Records contained in a dataset:
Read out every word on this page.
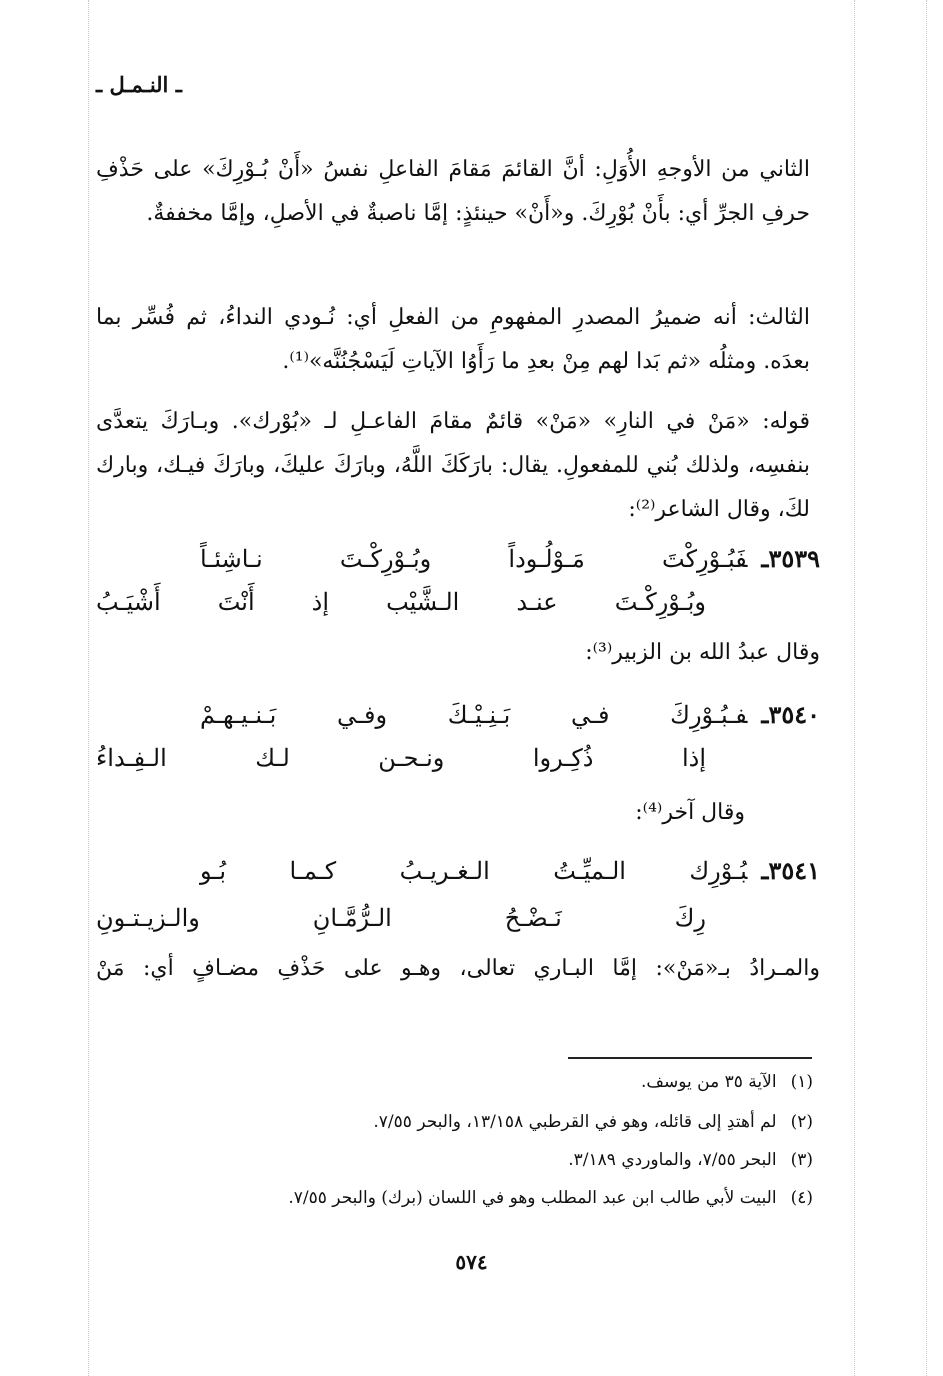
ـ النـمـل ـ

الثاني من الأوجهِ الأُوَلِ: أنَّ القائمَ مَقامَ الفاعلِ نفسُ «أَنْ بُـوْرِكَ» على حَذْفِ حرفِ الجرِّ أي: بأَنْ بُوْرِكَ. و«أَنْ» حينئذٍ: إمَّا ناصبةٌ في الأصلِ، وإمَّا مخففةٌ.

الثالث: أنه ضميرُ المصدرِ المفهومِ من الفعلِ أي: نُـودي النداءُ، ثم فُسِّر بما بعدَه. ومثلُه «ثم بَدا لهم مِنْ بعدِ ما رَأَوُا الآياتِ لَيَسْجُنُنَّه»⁽¹⁾.

قوله: «مَنْ في النارِ» «مَنْ» قائمٌ مقامَ الفاعـلِ لـ «بُوْرك». وبـارَكَ يتعدَّى بنفسِه، ولذلك بُني للمفعولِ. يقال: بارَكَكَ اللَّهُ، وبارَكَ عليكَ، وبارَكَ فيـك، وبارك لكَ، وقال الشاعر⁽²⁾:

٣٥٣٩ـفَبُـوْرِكْتَ مَـوْلُـوداً وبُـوْرِكْـتَ نـاشِئـاً
وبُـوْرِكْـتَ عنـد الـشَّيْب إذ أَنْتَ أَشْيَـبُ
وقال عبدُ الله بن الزبير⁽³⁾:
٣٥٤٠ـفـبُـوْرِكَ فـي بَـنِـيْـكَ وفـي بَـنـيـهـمْ
إذا ذُكِـروا ونـحـن لـك الـفِـداءُ
وقال آخر⁽⁴⁾:
٣٥٤١ـبُـوْرِك الـميِّـتُ الـغـريـبُ كـمـا بُـو
رِكَ نَـضْـحُ الـرُّمَّـانِ والـزيـتـونِ
والمـرادُ بـ«مَنْ»: إمَّا البـاري تعالى، وهـو على حَذْفِ مضـافٍ أي: مَنْ
(١)الآية ٣٥ من يوسف.
(٢)لم أهتدِ إلى قائله، وهو في القرطبي ١٣/١٥٨، والبحر ٧/٥٥.
(٣)البحر ٧/٥٥، والماوردي ٣/١٨٩.
(٤)البيت لأبي طالب ابن عبد المطلب وهو في اللسان (برك) والبحر ٧/٥٥.
٥٧٤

■ **Problem requirements**
Please write out all the data again word for word, but not the pictures.

■ **Solved exercise**
Read out every word on this page.
ـ النـمـل ـ

الثاني من الأوجهِ الأُوَلِ: أنَّ القائمَ مَقامَ الفاعلِ نفسُ «أَنْ بُـوْرِكَ» على حَذْفِ حرفِ الجرِّ أي: بأَنْ بُوْرِكَ. و«أَنْ» حينئذٍ: إمَّا ناصبةٌ في الأصلِ، وإمَّا مخففةٌ.

الثالث: أنه ضميرُ المصدرِ المفهومِ من الفعلِ أي: نُـودي النداءُ، ثم فُسِّر بما بعدَه. ومثلُه «ثم بَدا لهم مِنْ بعدِ ما رَأَوُا الآياتِ لَيَسْجُنُنَّه»⁽¹⁾.

قوله: «مَنْ في النارِ» «مَنْ» قائمٌ مقامَ الفاعـلِ لـ «بُوْرك». وبـارَكَ يتعدَّى بنفسِه، ولذلك بُني للمفعولِ. يقال: بارَكَكَ اللَّهُ، وبارَكَ عليكَ، وبارَكَ فيـك، وبارك لكَ، وقال الشاعر⁽²⁾:

٣٥٣٩ـفَبُـوْرِكْتَ مَـوْلُـوداً وبُـوْرِكْـتَ نـاشِئـاً
وبُـوْرِكْـتَ عنـد الـشَّيْب إذ أَنْتَ أَشْيَـبُ
وقال عبدُ الله بن الزبير⁽³⁾:
٣٥٤٠ـفـبُـوْرِكَ فـي بَـنِـيْـكَ وفـي بَـنـيـهـمْ
إذا ذُكِـروا ونـحـن لـك الـفِـداءُ
وقال آخر⁽⁴⁾:
٣٥٤١ـبُـوْرِك الـميِّـتُ الـغـريـبُ كـمـا بُـو
رِكَ نَـضْـحُ الـرُّمَّـانِ والـزيـتـونِ
والمـرادُ بـ«مَنْ»: إمَّا البـاري تعالى، وهـو على حَذْفِ مضـافٍ أي: مَنْ
(١)الآية ٣٥ من يوسف.
(٢)لم أهتدِ إلى قائله، وهو في القرطبي ١٣/١٥٨، والبحر ٧/٥٥.
(٣)البحر ٧/٥٥، والماوردي ٣/١٨٩.
(٤)البيت لأبي طالب ابن عبد المطلب وهو في اللسان (برك) والبحر ٧/٥٥.
٥٧٤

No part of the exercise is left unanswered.